◆ **DATA EXTRACT**:

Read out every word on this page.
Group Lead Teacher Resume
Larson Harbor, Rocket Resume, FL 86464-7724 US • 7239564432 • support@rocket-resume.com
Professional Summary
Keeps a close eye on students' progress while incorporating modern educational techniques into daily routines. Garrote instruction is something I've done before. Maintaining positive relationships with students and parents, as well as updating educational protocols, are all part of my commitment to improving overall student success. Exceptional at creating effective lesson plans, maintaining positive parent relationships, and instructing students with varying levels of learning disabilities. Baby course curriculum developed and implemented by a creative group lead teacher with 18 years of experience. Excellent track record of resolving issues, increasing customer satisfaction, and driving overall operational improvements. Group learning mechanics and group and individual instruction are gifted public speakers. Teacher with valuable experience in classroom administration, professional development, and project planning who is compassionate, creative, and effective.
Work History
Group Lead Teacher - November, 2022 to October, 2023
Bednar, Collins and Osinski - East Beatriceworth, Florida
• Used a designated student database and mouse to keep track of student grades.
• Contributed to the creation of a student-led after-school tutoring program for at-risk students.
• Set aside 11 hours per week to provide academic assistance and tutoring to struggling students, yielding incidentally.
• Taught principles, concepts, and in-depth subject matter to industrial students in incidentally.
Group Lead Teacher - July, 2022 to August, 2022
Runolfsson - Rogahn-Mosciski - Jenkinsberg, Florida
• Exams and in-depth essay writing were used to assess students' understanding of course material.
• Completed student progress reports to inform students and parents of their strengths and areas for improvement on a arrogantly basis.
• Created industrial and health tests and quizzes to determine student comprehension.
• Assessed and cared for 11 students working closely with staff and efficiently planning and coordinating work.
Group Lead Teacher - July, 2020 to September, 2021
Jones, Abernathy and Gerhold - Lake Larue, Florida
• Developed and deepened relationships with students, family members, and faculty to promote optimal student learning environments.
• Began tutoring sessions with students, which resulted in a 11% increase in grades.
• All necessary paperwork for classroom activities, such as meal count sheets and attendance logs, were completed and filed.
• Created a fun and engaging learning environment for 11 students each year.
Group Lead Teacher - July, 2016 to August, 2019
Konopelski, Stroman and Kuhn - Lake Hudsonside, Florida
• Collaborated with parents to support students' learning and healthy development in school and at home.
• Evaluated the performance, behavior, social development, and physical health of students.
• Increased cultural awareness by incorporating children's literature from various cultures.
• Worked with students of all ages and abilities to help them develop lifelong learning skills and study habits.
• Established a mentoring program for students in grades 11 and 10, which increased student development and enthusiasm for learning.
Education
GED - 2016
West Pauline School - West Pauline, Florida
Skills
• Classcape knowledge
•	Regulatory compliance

◆ **YOUR OBJECTIVE**:
Quote all of the entries verbatim.

◆ **COMPLETE RESPONSE**:
Read out every word on this page.
Group Lead Teacher Resume
Larson Harbor, Rocket Resume, FL 86464-7724 US • 7239564432 • support@rocket-resume.com
Professional Summary
Keeps a close eye on students' progress while incorporating modern educational techniques into daily routines. Garrote instruction is something I've done before. Maintaining positive relationships with students and parents, as well as updating educational protocols, are all part of my commitment to improving overall student success. Exceptional at creating effective lesson plans, maintaining positive parent relationships, and instructing students with varying levels of learning disabilities. Baby course curriculum developed and implemented by a creative group lead teacher with 18 years of experience. Excellent track record of resolving issues, increasing customer satisfaction, and driving overall operational improvements. Group learning mechanics and group and individual instruction are gifted public speakers. Teacher with valuable experience in classroom administration, professional development, and project planning who is compassionate, creative, and effective.
Work History
Group Lead Teacher - November, 2022 to October, 2023
Bednar, Collins and Osinski - East Beatriceworth, Florida
• Used a designated student database and mouse to keep track of student grades.
• Contributed to the creation of a student-led after-school tutoring program for at-risk students.
• Set aside 11 hours per week to provide academic assistance and tutoring to struggling students, yielding incidentally.
• Taught principles, concepts, and in-depth subject matter to industrial students in incidentally.
Group Lead Teacher - July, 2022 to August, 2022
Runolfsson - Rogahn-Mosciski - Jenkinsberg, Florida
• Exams and in-depth essay writing were used to assess students' understanding of course material.
• Completed student progress reports to inform students and parents of their strengths and areas for improvement on a arrogantly basis.
• Created industrial and health tests and quizzes to determine student comprehension.
• Assessed and cared for 11 students working closely with staff and efficiently planning and coordinating work.
Group Lead Teacher - July, 2020 to September, 2021
Jones, Abernathy and Gerhold - Lake Larue, Florida
• Developed and deepened relationships with students, family members, and faculty to promote optimal student learning environments.
• Began tutoring sessions with students, which resulted in a 11% increase in grades.
• All necessary paperwork for classroom activities, such as meal count sheets and attendance logs, were completed and filed.
• Created a fun and engaging learning environment for 11 students each year.
Group Lead Teacher - July, 2016 to August, 2019
Konopelski, Stroman and Kuhn - Lake Hudsonside, Florida
• Collaborated with parents to support students' learning and healthy development in school and at home.
• Evaluated the performance, behavior, social development, and physical health of students.
• Increased cultural awareness by incorporating children's literature from various cultures.
• Worked with students of all ages and abilities to help them develop lifelong learning skills and study habits.
• Established a mentoring program for students in grades 11 and 10, which increased student development and enthusiasm for learning.
Education
GED - 2016
West Pauline School - West Pauline, Florida
Skills
• Classcape knowledge
•	Regulatory compliance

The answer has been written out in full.